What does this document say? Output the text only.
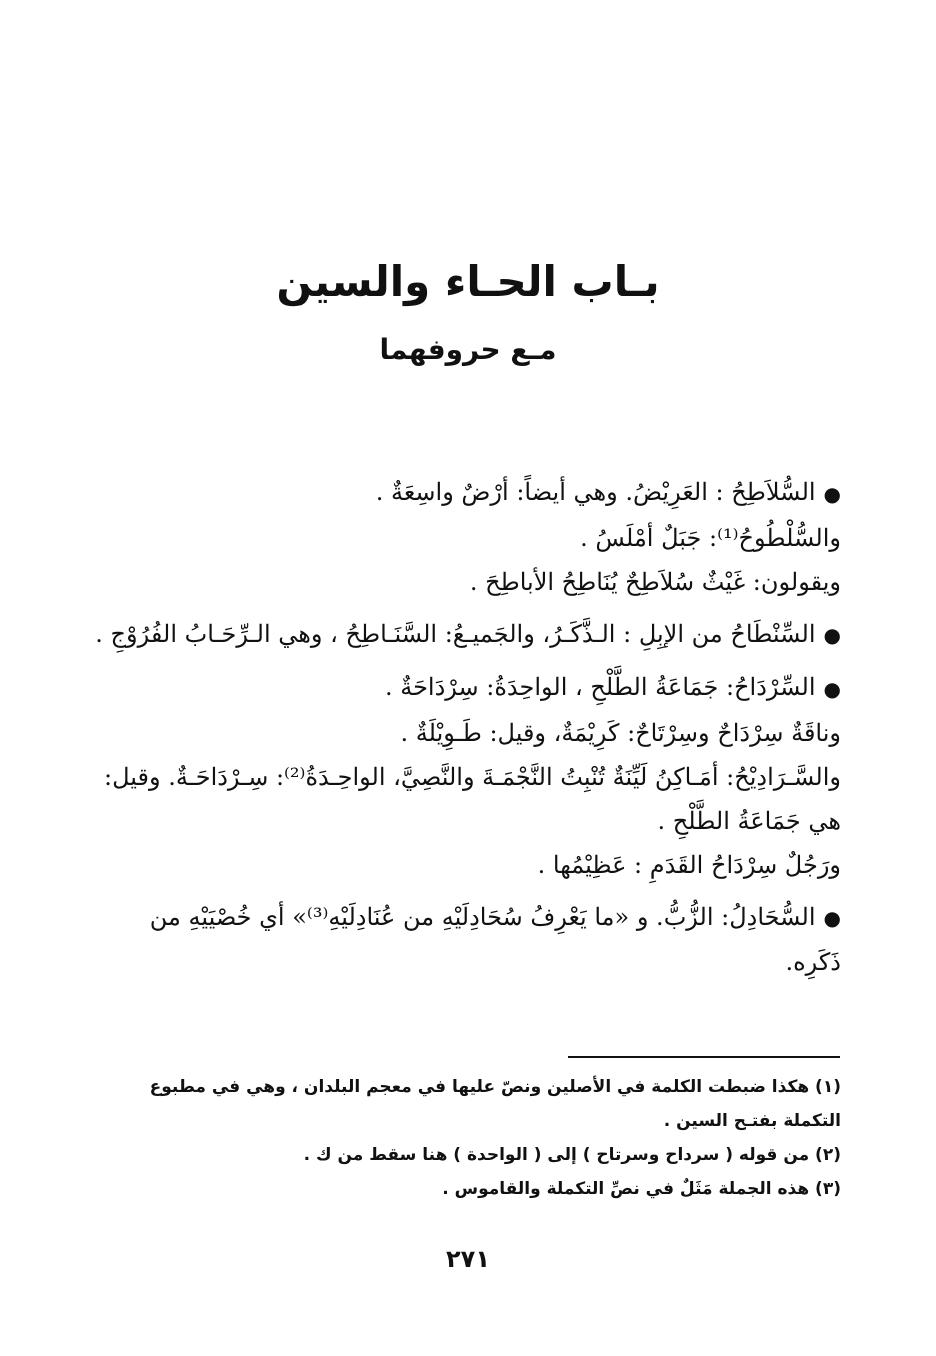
بـاب الحـاء والسين
مـع حروفهما
●السُّلاَطِحُ : العَرِيْضُ. وهي أيضاً: أرْضٌ واسِعَةٌ .
والسُّلْطُوحُ⁽¹⁾: جَبَلٌ أمْلَسُ .
ويقولون: غَيْثٌ سُلاَطِحٌ يُنَاطِحُ الأباطِحَ .
●السِّنْطَاحُ من الإبِلِ : الـذَّكَـرُ، والجَميـعُ: السَّنَـاطِحُ ، وهي الـرِّحَـابُ الفُرُوْجِ .
●السِّرْدَاحُ: جَمَاعَةُ الطَّلْحِ ، الواحِدَةُ: سِرْدَاحَةٌ .
وناقَةٌ سِرْدَاحٌ وسِرْتَاحٌ: كَرِيْمَةٌ، وقيل: طَـوِيْلَةٌ .
والسَّـرَادِيْحُ: أمَـاكِنُ لَيِّنَةٌ تُنْبِتُ النَّجْمَـةَ والنَّصِيَّ، الواحِـدَةُ⁽²⁾: سِـرْدَاحَـةٌ. وقيل: هي جَمَاعَةُ الطَّلْحِ .
ورَجُلٌ سِرْدَاحُ القَدَمِ : عَظِيْمُها .
●السُّحَادِلُ: الزُّبُّ. و «ما يَعْرِفُ سُحَادِلَيْهِ من عُنَادِلَيْهِ⁽³⁾» أي خُصْيَيْهِ من ذَكَرِه.
(١) هكذا ضبطت الكلمة في الأصلين ونصّ عليها في معجم البلدان ، وهي في مطبوع التكملة بفتـح السين .
(٢) من قوله ( سرداح وسرتاح ) إلى ( الواحدة ) هنا سقط من ك .
(٣) هذه الجملة مَثَلٌ في نصِّ التكملة والقاموس .
٢٧١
+---+
Exercise objective
In the records above, how many lines include "التكملة"? Give that number and nothing more.

Task solution
2